++++ Records shown ++++

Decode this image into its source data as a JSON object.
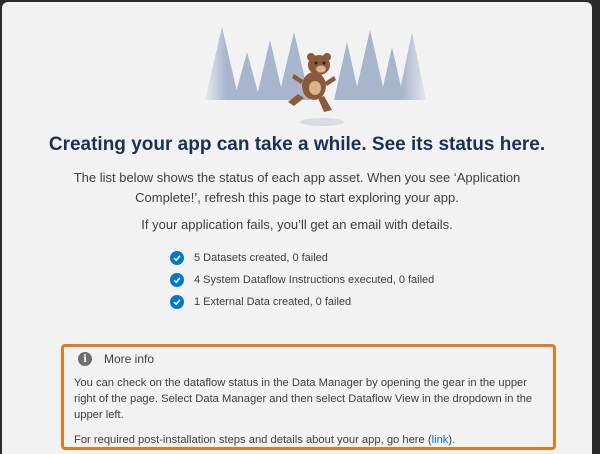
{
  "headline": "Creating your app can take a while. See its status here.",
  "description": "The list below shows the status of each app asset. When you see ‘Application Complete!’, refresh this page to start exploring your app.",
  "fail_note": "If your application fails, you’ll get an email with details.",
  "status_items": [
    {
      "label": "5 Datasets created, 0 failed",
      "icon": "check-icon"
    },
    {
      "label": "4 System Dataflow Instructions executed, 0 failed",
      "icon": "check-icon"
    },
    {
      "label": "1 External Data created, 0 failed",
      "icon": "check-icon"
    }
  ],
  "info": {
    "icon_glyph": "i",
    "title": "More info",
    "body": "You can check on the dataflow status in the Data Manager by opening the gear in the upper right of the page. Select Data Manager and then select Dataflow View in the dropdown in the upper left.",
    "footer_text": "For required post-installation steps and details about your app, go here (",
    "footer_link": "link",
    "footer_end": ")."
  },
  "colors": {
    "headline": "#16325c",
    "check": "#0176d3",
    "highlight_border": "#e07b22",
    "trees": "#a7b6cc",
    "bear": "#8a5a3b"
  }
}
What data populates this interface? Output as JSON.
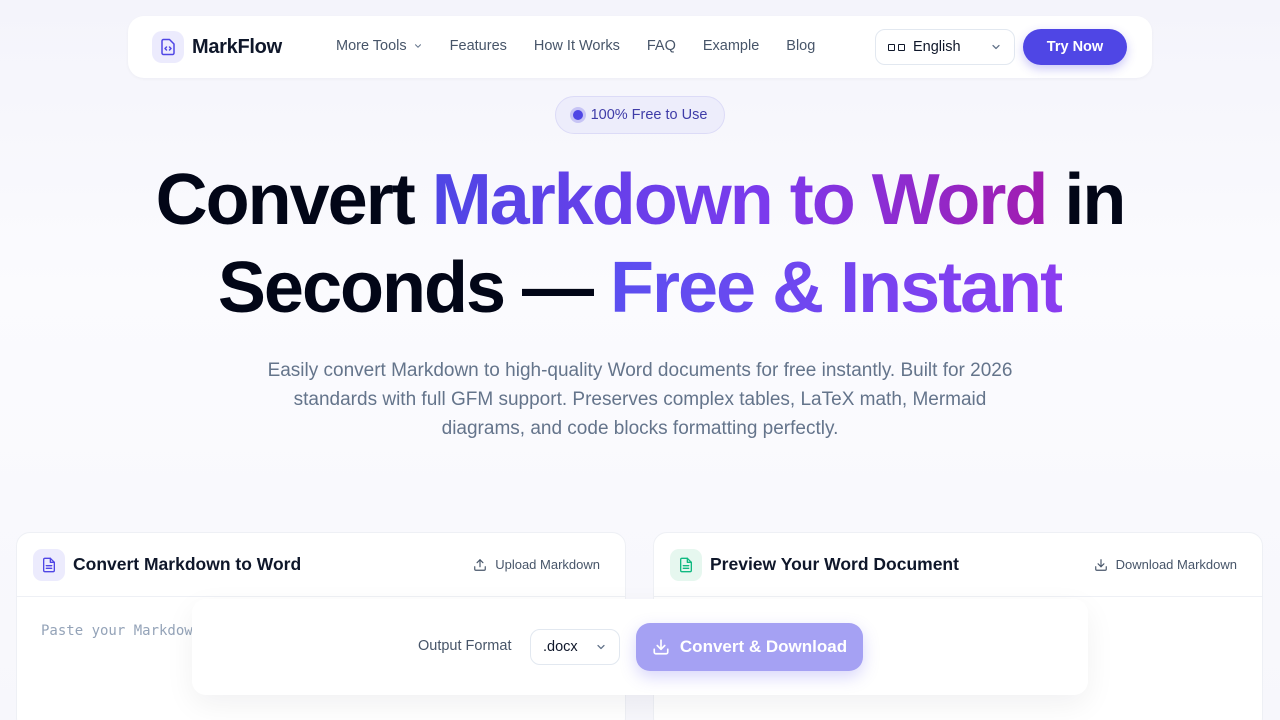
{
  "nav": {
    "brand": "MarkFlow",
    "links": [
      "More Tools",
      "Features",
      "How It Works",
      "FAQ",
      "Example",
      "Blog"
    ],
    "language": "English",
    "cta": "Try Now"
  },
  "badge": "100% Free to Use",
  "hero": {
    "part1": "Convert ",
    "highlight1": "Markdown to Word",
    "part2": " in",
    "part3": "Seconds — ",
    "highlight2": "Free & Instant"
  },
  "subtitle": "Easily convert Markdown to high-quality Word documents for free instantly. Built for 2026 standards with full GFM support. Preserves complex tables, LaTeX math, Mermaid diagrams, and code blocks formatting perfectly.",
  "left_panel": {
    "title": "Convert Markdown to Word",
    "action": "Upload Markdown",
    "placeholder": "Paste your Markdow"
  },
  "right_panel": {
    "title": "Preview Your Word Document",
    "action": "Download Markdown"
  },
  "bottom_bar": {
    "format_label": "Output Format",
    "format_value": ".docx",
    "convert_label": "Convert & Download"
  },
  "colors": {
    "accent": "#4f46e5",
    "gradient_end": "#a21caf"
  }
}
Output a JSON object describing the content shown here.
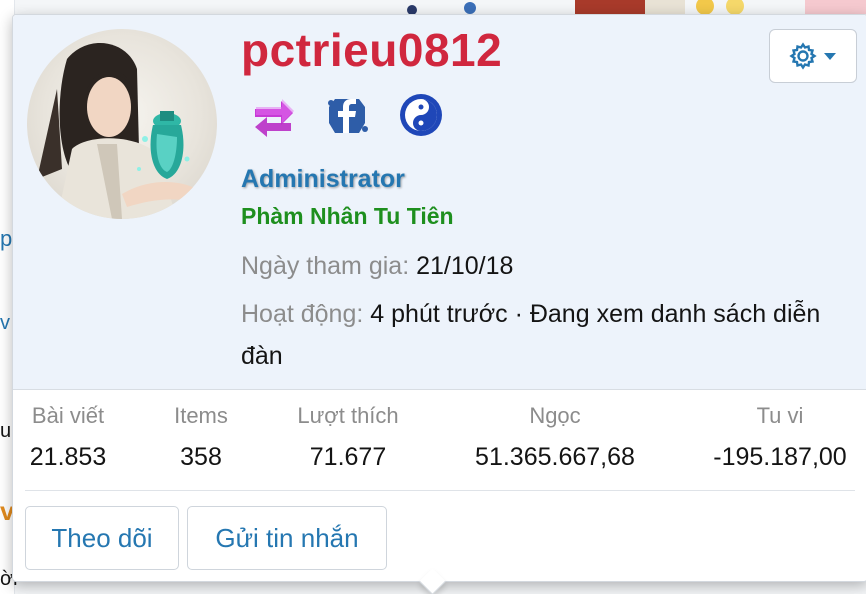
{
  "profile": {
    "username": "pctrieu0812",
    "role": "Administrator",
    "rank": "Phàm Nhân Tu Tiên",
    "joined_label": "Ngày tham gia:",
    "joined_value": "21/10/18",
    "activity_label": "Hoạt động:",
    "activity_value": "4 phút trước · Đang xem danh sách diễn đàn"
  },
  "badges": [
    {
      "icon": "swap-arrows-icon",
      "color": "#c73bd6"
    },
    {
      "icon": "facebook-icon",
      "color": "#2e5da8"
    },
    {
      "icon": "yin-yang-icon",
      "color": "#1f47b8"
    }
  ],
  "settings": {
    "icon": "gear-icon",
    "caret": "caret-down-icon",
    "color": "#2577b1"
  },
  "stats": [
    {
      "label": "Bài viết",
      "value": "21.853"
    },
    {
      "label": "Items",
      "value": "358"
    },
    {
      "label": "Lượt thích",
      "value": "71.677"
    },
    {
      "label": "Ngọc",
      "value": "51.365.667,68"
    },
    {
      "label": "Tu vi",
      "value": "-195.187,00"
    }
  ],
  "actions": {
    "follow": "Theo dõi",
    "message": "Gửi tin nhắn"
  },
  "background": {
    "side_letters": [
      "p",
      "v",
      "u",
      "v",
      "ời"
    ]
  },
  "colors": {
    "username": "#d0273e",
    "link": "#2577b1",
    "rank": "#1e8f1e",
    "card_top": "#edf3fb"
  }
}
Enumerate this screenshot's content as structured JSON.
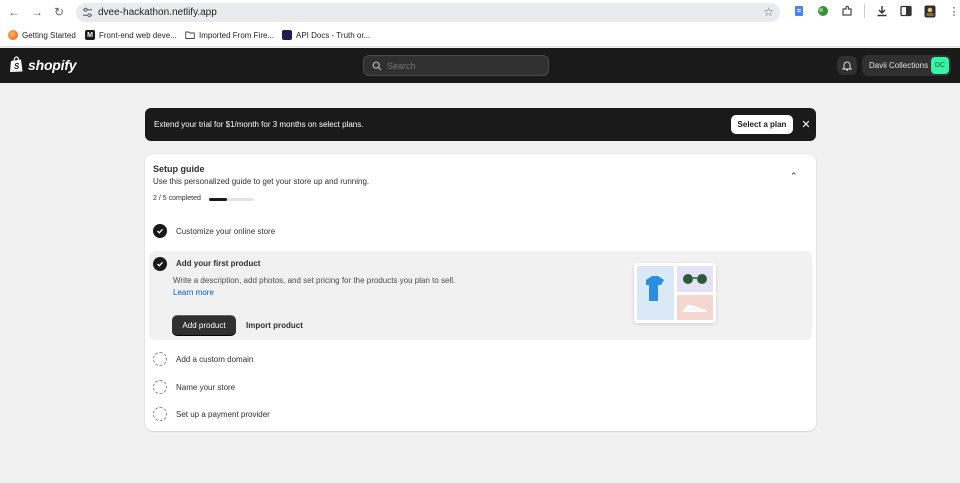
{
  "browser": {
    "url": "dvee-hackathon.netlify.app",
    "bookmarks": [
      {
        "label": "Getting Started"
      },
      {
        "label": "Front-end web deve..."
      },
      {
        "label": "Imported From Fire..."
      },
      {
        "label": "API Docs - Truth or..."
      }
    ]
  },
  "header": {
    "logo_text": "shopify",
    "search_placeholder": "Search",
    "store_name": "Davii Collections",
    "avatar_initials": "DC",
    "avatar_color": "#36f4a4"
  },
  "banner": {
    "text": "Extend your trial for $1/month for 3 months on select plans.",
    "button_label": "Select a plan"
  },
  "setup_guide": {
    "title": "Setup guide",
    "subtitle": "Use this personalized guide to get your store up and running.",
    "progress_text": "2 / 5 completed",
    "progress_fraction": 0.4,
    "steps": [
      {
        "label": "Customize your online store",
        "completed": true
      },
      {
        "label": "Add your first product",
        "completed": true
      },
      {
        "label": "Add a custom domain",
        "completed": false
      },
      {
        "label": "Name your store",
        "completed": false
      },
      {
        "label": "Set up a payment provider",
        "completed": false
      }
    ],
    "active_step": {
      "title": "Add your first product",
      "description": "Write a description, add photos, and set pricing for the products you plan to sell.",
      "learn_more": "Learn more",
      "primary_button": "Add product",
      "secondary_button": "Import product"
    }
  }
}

++++
++++ Records shown ++++

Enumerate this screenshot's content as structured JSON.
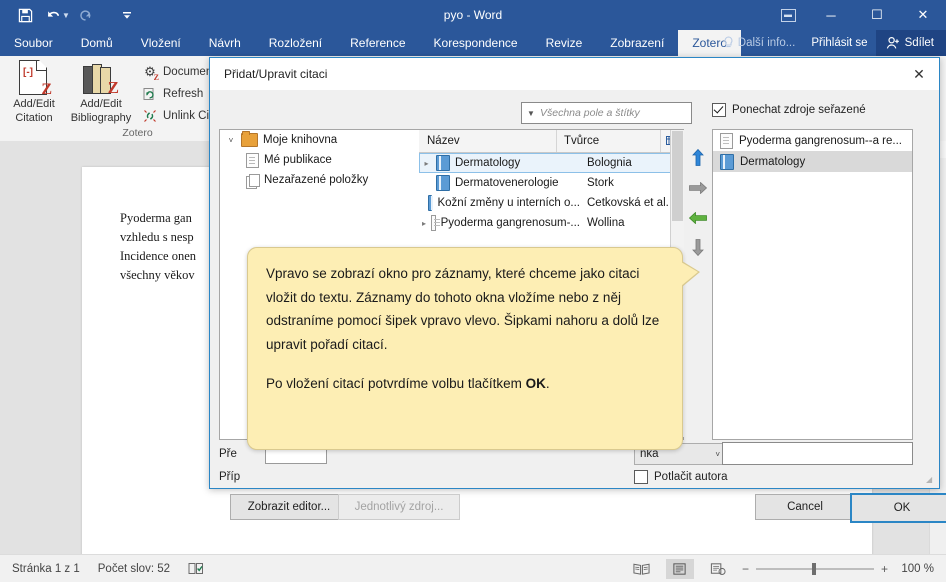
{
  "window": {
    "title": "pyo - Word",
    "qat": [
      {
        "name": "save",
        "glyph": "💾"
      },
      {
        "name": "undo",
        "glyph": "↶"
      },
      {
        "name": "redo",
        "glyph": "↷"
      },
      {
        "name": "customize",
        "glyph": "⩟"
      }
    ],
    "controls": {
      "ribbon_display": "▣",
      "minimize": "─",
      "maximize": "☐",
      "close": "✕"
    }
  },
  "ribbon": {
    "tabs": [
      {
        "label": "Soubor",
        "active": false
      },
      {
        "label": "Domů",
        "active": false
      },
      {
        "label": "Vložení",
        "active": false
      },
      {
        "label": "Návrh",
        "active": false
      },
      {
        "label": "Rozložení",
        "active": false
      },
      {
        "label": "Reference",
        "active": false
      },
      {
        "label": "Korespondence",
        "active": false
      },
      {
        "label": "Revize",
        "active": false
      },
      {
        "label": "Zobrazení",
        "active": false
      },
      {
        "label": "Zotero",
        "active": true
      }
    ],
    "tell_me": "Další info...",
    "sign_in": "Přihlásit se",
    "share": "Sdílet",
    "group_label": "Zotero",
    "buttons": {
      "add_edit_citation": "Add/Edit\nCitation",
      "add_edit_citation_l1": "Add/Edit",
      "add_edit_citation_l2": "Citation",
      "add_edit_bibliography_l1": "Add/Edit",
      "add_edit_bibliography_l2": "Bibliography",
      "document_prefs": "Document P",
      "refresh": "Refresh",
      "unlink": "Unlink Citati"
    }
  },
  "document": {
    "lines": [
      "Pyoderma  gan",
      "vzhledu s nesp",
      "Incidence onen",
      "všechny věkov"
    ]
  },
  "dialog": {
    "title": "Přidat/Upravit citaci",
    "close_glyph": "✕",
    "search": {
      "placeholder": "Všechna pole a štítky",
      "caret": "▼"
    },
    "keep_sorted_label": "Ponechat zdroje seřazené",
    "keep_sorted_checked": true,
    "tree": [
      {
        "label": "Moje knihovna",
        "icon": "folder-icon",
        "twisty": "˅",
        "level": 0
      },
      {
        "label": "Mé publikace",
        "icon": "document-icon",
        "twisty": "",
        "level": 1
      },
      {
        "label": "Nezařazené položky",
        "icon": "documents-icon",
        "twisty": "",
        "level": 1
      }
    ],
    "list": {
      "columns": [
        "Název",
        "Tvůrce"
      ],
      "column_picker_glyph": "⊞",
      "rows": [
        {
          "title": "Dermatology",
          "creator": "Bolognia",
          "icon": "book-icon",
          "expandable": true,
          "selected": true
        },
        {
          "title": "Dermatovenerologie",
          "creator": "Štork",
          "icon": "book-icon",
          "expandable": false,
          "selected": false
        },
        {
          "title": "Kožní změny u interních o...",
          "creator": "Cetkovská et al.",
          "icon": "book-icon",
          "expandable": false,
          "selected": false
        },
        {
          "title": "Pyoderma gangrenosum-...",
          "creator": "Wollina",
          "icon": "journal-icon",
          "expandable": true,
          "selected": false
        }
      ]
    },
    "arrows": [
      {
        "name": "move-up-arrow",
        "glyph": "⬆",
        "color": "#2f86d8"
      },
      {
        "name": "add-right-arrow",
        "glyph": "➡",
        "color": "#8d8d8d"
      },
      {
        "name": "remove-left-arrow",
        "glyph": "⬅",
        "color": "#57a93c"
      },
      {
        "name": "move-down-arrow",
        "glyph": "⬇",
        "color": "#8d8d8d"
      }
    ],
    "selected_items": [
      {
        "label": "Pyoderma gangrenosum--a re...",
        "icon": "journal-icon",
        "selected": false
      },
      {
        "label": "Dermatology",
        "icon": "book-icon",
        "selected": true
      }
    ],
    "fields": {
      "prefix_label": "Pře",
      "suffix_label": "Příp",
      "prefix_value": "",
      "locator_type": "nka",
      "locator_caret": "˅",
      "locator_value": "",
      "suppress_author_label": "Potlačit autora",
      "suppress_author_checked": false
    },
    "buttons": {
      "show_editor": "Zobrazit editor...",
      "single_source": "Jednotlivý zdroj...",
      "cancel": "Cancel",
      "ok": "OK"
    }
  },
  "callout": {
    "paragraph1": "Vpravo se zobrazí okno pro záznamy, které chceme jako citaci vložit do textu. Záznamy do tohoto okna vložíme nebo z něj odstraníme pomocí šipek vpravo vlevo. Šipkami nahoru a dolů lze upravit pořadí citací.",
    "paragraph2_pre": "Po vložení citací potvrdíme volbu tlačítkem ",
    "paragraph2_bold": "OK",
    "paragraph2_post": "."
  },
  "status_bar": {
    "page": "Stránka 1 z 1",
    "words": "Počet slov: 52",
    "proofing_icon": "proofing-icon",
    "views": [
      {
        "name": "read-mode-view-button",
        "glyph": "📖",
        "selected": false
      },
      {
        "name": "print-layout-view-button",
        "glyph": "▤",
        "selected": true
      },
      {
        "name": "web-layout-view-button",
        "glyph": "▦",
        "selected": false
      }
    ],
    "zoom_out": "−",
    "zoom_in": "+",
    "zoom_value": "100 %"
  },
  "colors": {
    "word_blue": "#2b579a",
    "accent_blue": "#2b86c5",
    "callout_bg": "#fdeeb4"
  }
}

++++

What to produce: State how many lines include the string "Dermatology". Give no other information.

Task answer: 2